• WORK REQUIRED
Copy out, word for word, the part of the items that opens with the line containing "slice-label: greenhouse (du)" and closes with the line containing "pie-slice xyxy=(513,173,714,395)", including both of those lines.

======== INPUT ========

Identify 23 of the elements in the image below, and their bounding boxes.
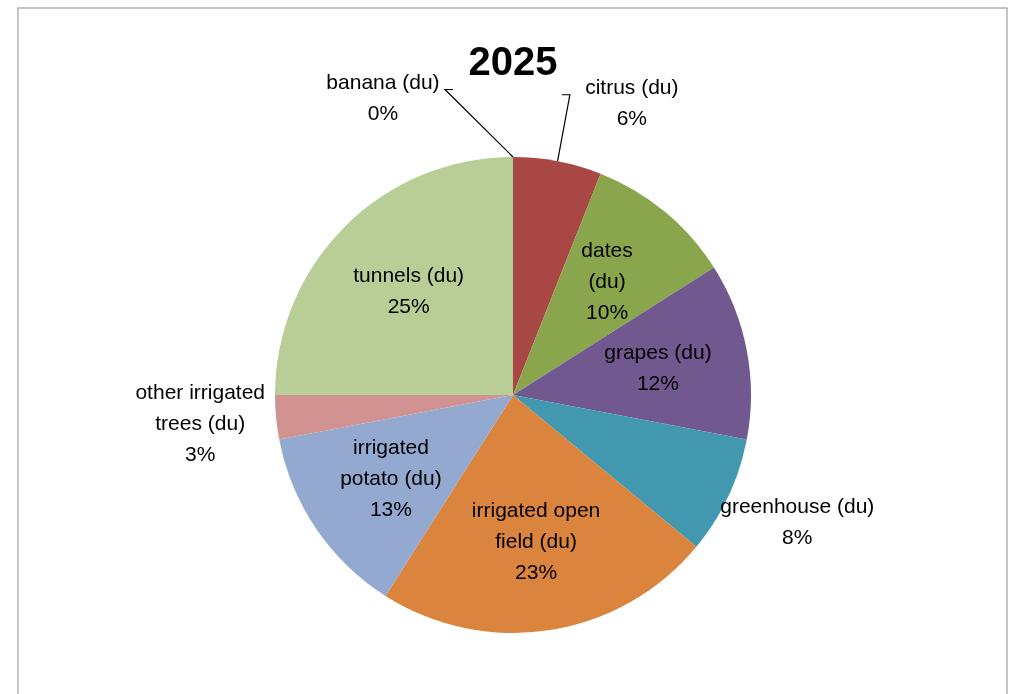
slice-label: greenhouse (du) xyxy=(720,494,875,518)
slice-label: dates (du) xyxy=(581,238,633,293)
slice-label: irrigated potato (du) xyxy=(340,434,442,489)
data-label: 6% xyxy=(616,106,648,130)
category-label: banana (du) xyxy=(326,70,440,93)
text: 0% xyxy=(367,101,399,124)
slice-label: tunnels (du) xyxy=(353,263,465,287)
slice-label: other irrigated trees (du) xyxy=(135,380,266,434)
pie-slice xyxy=(275,395,513,440)
chart-title: 2025 xyxy=(468,39,558,83)
data-label: 10% xyxy=(586,300,629,324)
pie-slice xyxy=(513,173,714,395)
slice-label: citrus (du) xyxy=(585,75,679,99)
pie-slice xyxy=(513,267,751,440)
data-label: 23% xyxy=(515,559,558,583)
data-label: 13% xyxy=(369,496,412,520)
data-label: 12% xyxy=(636,370,679,394)
data-label: 25% xyxy=(387,294,430,318)
slice-label: irrigated open field (du) xyxy=(471,497,601,552)
slice-label: grapes (du) xyxy=(604,339,712,363)
data-label: 8% xyxy=(782,525,813,549)
data-label: 3% xyxy=(185,442,216,465)
pie-slice xyxy=(275,157,513,395)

========

• SOLUTION
slice-label: greenhouse (du) xyxy=(720,494,875,518)
slice-label: dates (du) xyxy=(581,238,633,293)
slice-label: irrigated potato (du) xyxy=(340,434,442,489)
data-label: 6% xyxy=(616,106,648,130)
category-label: banana (du) xyxy=(326,70,440,93)
text: 0% xyxy=(367,101,399,124)
slice-label: tunnels (du) xyxy=(353,263,465,287)
slice-label: other irrigated trees (du) xyxy=(135,380,266,434)
pie-slice xyxy=(275,395,513,440)
chart-title: 2025 xyxy=(468,39,558,83)
data-label: 10% xyxy=(586,300,629,324)
pie-slice xyxy=(513,173,714,395)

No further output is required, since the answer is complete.